## [Exercise]
Retype the records below word for word and omit any image.

--- Start Information supplied ---

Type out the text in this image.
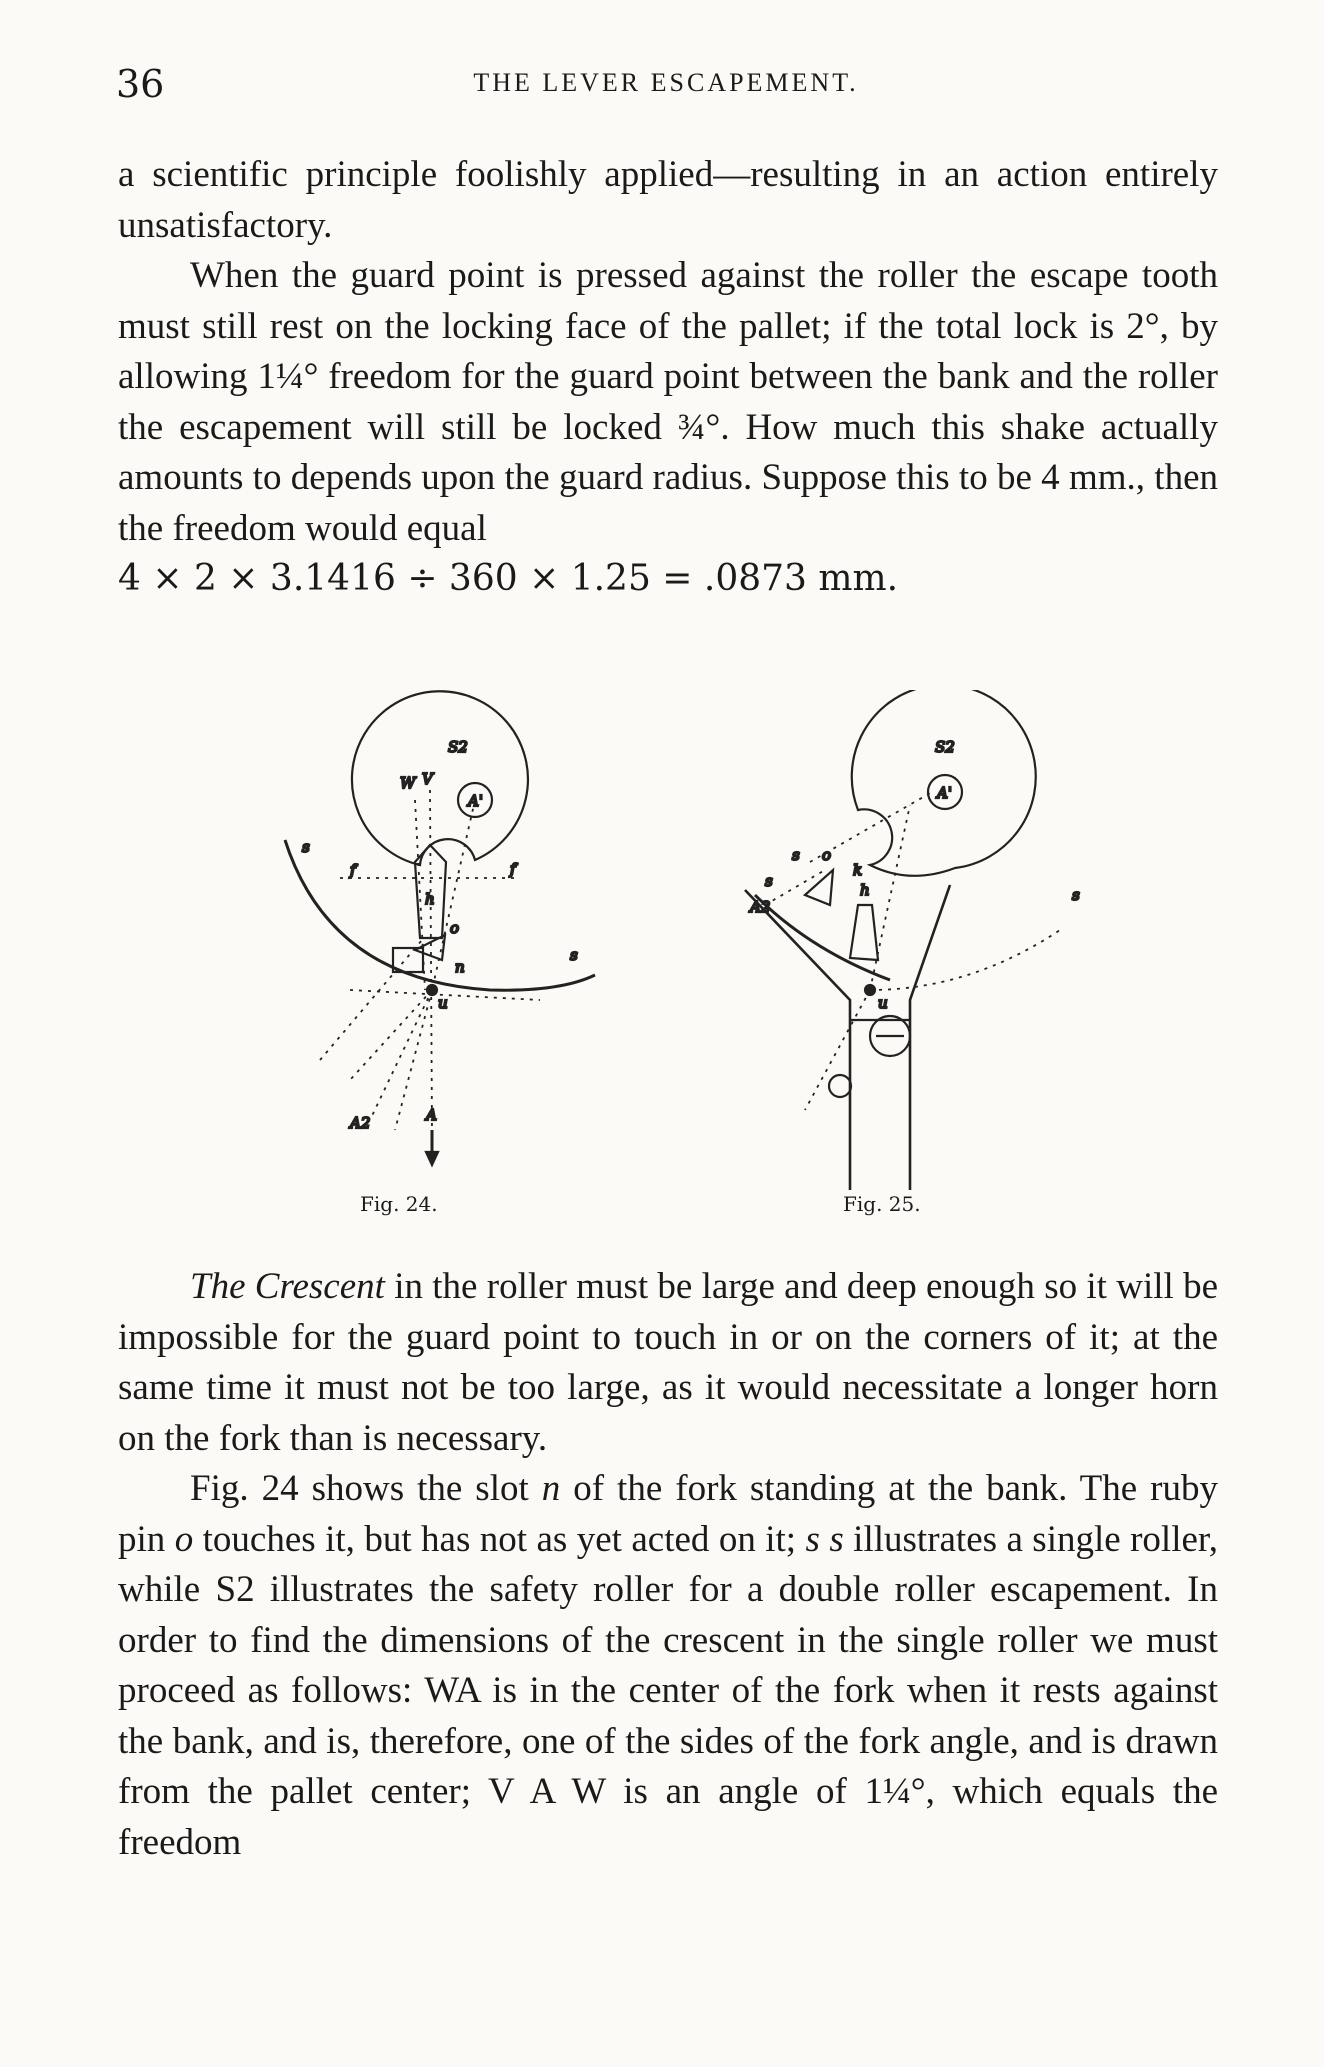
36	THE LEVER ESCAPEMENT.

a scientific principle foolishly applied—resulting in an action entirely unsatisfactory.

When the guard point is pressed against the roller the escape tooth must still rest on the locking face of the pallet; if the total lock is 2°, by allowing 1¼° freedom for the guard point between the bank and the roller the escapement will still be locked ¾°. How much this shake actually amounts to depends upon the guard radius. Suppose this to be 4 mm., then the freedom would equal

4 × 2 × 3.1416 ÷ 360 × 1.25 = .0873 mm.

S2
A'
W V
f	f
h
o
n
s
s
u
A2	A
S2
A'
s o
k
h
s
A2
u
s
Fig. 24.	Fig. 25.

The Crescent in the roller must be large and deep enough so it will be impossible for the guard point to touch in or on the corners of it; at the same time it must not be too large, as it would necessitate a longer horn on the fork than is necessary.

Fig. 24 shows the slot n of the fork standing at the bank. The ruby pin o touches it, but has not as yet acted on it; s s illustrates a single roller, while S2 illustrates the safety roller for a double roller escapement. In order to find the dimensions of the crescent in the single roller we must proceed as follows: WA is in the center of the fork when it rests against the bank, and is, therefore, one of the sides of the fork angle, and is drawn from the pallet center; V A W is an angle of 1¼°, which equals the freedom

--- End Information supplied ---

## [Answer for this exercise]
Type out the text in this image.
36	THE LEVER ESCAPEMENT.

a scientific principle foolishly applied—resulting in an action entirely unsatisfactory.

When the guard point is pressed against the roller the escape tooth must still rest on the locking face of the pallet; if the total lock is 2°, by allowing 1¼° freedom for the guard point between the bank and the roller the escapement will still be locked ¾°. How much this shake actually amounts to depends upon the guard radius. Suppose this to be 4 mm., then the freedom would equal

4 × 2 × 3.1416 ÷ 360 × 1.25 = .0873 mm.

S2
A'
W V
f	f
h
o
n
s
s
u
A2	A
S2
A'
s o
k
h
s
A2
u
s
Fig. 24.	Fig. 25.

The Crescent in the roller must be large and deep enough so it will be impossible for the guard point to touch in or on the corners of it; at the same time it must not be too large, as it would necessitate a longer horn on the fork than is necessary.

Fig. 24 shows the slot n of the fork standing at the bank. The ruby pin o touches it, but has not as yet acted on it; s s illustrates a single roller, while S2 illustrates the safety roller for a double roller escapement. In order to find the dimensions of the crescent in the single roller we must proceed as follows: WA is in the center of the fork when it rests against the bank, and is, therefore, one of the sides of the fork angle, and is drawn from the pallet center; V A W is an angle of 1¼°, which equals the freedom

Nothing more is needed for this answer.